STATED GOAL >>
Go through the data and copy every line exactly, but not the images.

INPUT MATERIAL >>

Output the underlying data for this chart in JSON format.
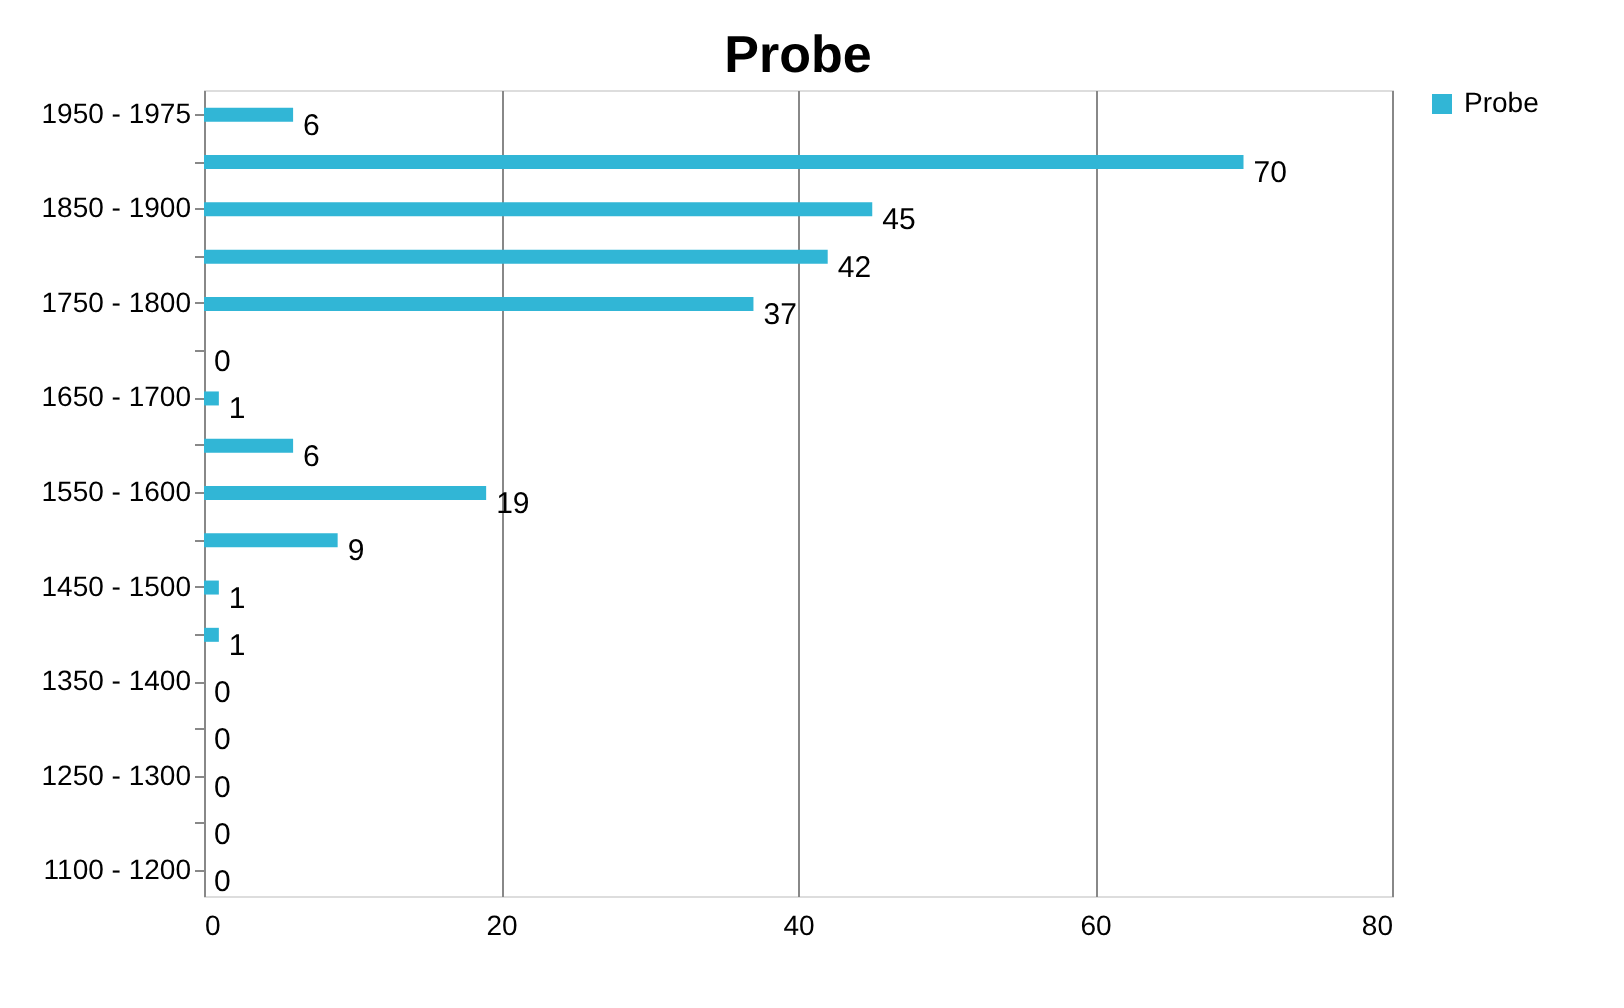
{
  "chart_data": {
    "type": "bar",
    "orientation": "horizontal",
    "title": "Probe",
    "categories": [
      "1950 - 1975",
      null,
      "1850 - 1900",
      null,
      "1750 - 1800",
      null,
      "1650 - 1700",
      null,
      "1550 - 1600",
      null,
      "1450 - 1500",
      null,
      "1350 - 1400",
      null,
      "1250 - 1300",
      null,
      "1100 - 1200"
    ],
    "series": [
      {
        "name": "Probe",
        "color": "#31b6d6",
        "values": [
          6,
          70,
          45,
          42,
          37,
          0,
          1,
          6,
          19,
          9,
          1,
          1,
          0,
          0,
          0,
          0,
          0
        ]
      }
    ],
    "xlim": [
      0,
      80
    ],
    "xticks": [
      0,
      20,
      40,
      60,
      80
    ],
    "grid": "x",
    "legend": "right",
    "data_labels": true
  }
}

WORKED SOLUTION >>
Output the underlying data for this chart in JSON format.
{
  "chart_data": {
    "type": "bar",
    "orientation": "horizontal",
    "title": "Probe",
    "categories": [
      "1950 - 1975",
      null,
      "1850 - 1900",
      null,
      "1750 - 1800",
      null,
      "1650 - 1700",
      null,
      "1550 - 1600",
      null,
      "1450 - 1500",
      null,
      "1350 - 1400",
      null,
      "1250 - 1300",
      null,
      "1100 - 1200"
    ],
    "series": [
      {
        "name": "Probe",
        "color": "#31b6d6",
        "values": [
          6,
          70,
          45,
          42,
          37,
          0,
          1,
          6,
          19,
          9,
          1,
          1,
          0,
          0,
          0,
          0,
          0
        ]
      }
    ],
    "xlim": [
      0,
      80
    ],
    "xticks": [
      0,
      20,
      40,
      60,
      80
    ],
    "grid": "x",
    "legend": "right",
    "data_labels": true
  }
}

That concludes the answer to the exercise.